◆ What the task requires ◆
Scan the lines below for the word "北京时间". Copy each line you find it in.

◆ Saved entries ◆
■ ■ ■

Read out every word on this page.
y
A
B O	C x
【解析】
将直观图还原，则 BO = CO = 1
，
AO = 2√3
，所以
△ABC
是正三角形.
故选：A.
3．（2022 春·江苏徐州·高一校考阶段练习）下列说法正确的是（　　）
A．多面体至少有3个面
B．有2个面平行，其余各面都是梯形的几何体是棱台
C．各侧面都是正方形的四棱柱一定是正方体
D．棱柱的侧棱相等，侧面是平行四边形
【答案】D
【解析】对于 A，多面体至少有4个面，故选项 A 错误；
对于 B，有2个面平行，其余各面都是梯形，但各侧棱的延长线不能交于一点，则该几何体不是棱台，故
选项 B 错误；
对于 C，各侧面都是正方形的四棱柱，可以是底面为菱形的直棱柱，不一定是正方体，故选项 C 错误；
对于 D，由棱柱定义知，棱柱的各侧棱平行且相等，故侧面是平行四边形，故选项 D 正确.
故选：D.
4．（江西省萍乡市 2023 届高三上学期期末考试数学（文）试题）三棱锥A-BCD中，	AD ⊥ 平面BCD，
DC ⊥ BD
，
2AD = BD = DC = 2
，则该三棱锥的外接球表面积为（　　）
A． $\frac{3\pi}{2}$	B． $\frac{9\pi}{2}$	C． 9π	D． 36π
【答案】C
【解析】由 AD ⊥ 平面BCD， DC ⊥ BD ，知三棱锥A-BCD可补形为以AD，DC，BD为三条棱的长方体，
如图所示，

■ ■ ■

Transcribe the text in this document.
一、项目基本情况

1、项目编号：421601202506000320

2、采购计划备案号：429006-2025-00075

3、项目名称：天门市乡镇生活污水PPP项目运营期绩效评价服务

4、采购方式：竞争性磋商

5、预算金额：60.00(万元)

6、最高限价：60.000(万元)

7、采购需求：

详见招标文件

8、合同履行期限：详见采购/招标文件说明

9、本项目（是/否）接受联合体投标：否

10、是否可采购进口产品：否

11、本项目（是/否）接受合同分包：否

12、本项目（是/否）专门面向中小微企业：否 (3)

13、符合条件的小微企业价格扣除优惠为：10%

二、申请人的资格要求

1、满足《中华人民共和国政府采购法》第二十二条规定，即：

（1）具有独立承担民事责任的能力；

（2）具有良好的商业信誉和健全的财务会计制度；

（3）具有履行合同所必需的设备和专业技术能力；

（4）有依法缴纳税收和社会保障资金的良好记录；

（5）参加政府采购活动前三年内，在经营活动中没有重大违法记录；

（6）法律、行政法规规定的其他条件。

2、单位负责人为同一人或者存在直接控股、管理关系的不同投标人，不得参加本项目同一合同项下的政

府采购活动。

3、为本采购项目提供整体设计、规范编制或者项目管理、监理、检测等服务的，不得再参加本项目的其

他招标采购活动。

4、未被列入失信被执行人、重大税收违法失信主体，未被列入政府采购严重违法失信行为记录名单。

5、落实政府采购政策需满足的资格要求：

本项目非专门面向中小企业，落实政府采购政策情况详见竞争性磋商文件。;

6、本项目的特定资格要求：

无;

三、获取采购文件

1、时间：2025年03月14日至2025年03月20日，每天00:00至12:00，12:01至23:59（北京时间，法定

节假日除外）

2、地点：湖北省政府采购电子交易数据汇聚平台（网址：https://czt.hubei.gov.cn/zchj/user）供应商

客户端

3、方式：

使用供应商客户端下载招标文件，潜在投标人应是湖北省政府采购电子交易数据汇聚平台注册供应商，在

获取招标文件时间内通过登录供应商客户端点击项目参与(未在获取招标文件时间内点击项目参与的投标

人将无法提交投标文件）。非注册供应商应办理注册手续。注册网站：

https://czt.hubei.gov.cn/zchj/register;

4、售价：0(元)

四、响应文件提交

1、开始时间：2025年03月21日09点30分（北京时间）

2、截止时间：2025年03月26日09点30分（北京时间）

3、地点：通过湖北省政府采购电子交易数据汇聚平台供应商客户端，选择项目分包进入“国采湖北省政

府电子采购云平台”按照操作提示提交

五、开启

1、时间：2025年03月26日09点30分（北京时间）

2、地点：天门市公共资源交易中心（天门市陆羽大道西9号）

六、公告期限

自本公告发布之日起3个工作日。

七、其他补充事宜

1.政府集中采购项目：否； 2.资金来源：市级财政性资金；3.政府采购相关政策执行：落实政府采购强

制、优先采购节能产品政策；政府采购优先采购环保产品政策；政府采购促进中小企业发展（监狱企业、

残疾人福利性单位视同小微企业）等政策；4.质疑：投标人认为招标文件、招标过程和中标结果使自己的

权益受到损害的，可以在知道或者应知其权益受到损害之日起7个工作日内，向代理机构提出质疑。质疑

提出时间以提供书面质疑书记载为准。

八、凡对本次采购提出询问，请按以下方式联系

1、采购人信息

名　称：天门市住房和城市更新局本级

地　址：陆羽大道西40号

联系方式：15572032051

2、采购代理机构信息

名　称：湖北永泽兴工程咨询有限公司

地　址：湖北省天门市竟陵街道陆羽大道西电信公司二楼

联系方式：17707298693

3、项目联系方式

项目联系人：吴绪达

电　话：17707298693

■ ■ ■

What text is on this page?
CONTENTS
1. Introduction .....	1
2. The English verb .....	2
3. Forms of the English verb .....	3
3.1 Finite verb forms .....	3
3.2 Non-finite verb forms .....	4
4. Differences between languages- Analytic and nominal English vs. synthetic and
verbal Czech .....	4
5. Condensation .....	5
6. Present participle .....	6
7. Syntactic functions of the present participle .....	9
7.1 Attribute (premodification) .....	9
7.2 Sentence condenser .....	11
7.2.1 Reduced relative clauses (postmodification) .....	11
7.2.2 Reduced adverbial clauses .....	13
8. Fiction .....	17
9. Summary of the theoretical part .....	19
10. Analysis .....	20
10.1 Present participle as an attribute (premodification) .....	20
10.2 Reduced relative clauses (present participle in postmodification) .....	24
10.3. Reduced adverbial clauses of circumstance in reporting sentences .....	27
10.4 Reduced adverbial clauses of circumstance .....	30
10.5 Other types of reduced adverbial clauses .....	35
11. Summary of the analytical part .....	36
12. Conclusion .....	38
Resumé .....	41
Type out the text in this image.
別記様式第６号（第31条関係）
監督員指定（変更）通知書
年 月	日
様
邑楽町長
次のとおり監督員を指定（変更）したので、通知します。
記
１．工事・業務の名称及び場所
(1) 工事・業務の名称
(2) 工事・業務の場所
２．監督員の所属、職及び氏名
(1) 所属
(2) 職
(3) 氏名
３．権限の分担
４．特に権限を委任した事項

■ ■ ■

◆ Problem solution ◆
1、时间：2025年03月14日至2025年03月20日，每天00:00至12:00，12:01至23:59（北京时间，法定
1、开始时间：2025年03月21日09点30分（北京时间）
2、截止时间：2025年03月26日09点30分（北京时间）
1、时间：2025年03月26日09点30分（北京时间）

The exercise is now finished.